EXTRACT TO READ:

2011-01-09 updated 2011-01-11 • SEND FEEDBACK
Related: laptop, Lightroom, MacBook, MacBook Air, MacBook Pro, Macs, memory, Photoshop, SSD

The MacBook Air maxes-out at 4GB memory, which imposes an implacable barrier to performance with any work that exceeds 4GB of memory usage (for the system and all applications in use, in total). The SSD helps with virtual memory paging, but is no substitute for 8GB memory.

It’s worse than it seems, since 256GB of its memory is used for video, so that the MacBook Air only has 3.75GB memory usable by the system and applications. That usage by the video system also impairs the speed of memory access by applications. For some, that hit is minimal, but for memory intensive programs like Photoshop, it drops performance.

So long as the activities fit comfortably into the maximum 4GB memory, performance will be consistent. But when the limits of 4GB memory are exceeded, the MacBook Air will show impaired performance as the system swaps memory to the drive (“virtual memory”). The SSD system drive greatly speeds up virtual memory performance, but it’s still much slower than real memory.

Before buying, it’s crucial to think about your own particular needs, studying what you typically do, perhaps using Activity Monitor to check memory usage on your existing Mac.

Usable memory

Whereas the MacBook Air maxes-out at 4GB memory, the MacBook Pro accepts 8GB. In terms of usable memory, that’s 2.1 times as much, and in terms of what applications can use, more like 2.3 times as much.

General performance

In my overall use with Safari, Mail and other not so demanding applications, the MacBook Air is very responsive— no issue at all. In that sense, it succeeds, and the SSD drive is a joy to use compared to a hard drive, even if it’s slower than today’s fastest SSDs.

Tests

My perspective is that of a photographer working in the field. The MacBook Air serves perfectly well for web browsing and similar non-demanding tasks, but to serve in the field (especially after 10 hours of shooting), I’m not willing to tolerate a poky Mac.

The MacBook Air will not boot the 64-bit Snow Leopard kernel.

[Saved entries]
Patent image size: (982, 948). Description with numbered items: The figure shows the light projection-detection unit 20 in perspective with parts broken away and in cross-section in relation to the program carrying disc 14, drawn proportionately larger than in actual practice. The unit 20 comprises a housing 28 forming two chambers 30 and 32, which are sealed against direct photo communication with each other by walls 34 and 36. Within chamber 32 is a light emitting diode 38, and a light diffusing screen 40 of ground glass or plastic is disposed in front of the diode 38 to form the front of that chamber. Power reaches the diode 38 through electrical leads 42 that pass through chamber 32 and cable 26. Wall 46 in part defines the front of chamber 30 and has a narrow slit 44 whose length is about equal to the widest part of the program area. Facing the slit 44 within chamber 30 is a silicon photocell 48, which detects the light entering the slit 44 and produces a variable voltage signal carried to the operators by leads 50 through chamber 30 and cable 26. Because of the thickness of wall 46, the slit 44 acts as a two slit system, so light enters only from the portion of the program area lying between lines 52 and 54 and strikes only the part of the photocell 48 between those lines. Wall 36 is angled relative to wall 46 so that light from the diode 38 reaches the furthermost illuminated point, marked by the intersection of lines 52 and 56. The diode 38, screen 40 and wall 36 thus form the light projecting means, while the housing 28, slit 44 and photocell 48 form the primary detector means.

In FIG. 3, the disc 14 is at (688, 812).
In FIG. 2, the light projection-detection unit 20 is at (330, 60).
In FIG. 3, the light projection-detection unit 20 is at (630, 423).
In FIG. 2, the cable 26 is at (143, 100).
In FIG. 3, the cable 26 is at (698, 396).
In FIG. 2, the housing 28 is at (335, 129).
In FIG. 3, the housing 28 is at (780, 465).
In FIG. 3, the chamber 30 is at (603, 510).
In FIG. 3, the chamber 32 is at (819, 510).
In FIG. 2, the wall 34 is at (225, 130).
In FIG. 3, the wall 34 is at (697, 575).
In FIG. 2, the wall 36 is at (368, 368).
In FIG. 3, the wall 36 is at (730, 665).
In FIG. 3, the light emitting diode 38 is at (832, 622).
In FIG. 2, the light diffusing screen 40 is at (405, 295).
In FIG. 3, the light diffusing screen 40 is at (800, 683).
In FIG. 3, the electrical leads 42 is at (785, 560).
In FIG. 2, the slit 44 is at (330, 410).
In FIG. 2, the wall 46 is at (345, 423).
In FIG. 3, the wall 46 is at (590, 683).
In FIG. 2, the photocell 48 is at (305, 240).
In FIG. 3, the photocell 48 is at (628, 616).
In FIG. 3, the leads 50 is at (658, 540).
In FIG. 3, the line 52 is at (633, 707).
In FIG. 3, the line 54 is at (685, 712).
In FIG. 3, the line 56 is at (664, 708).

TO DO:
Reproduce the stretch of the MacBook Air memory article from "It’s worse than" through "your existing Mac.", substituting "a system utility" for "Activity Monitor". The entries above are not required for this work.

RESPONSE TO THE EXERCISE:
It’s worse than it seems, since 256GB of its memory is used for video, so that the MacBook Air only has 3.75GB memory usable by the system and applications. That usage by the video system also impairs the speed of memory access by applications. For some, that hit is minimal, but for memory intensive programs like Photoshop, it drops performance.

So long as the activities fit comfortably into the maximum 4GB memory, performance will be consistent. But when the limits of 4GB memory are exceeded, the MacBook Air will show impaired performance as the system swaps memory to the drive (“virtual memory”). The SSD system drive greatly speeds up virtual memory performance, but it’s still much slower than real memory.

Before buying, it’s crucial to think about your own particular needs, studying what you typically do, perhaps using a system utility to check memory usage on your existing Mac.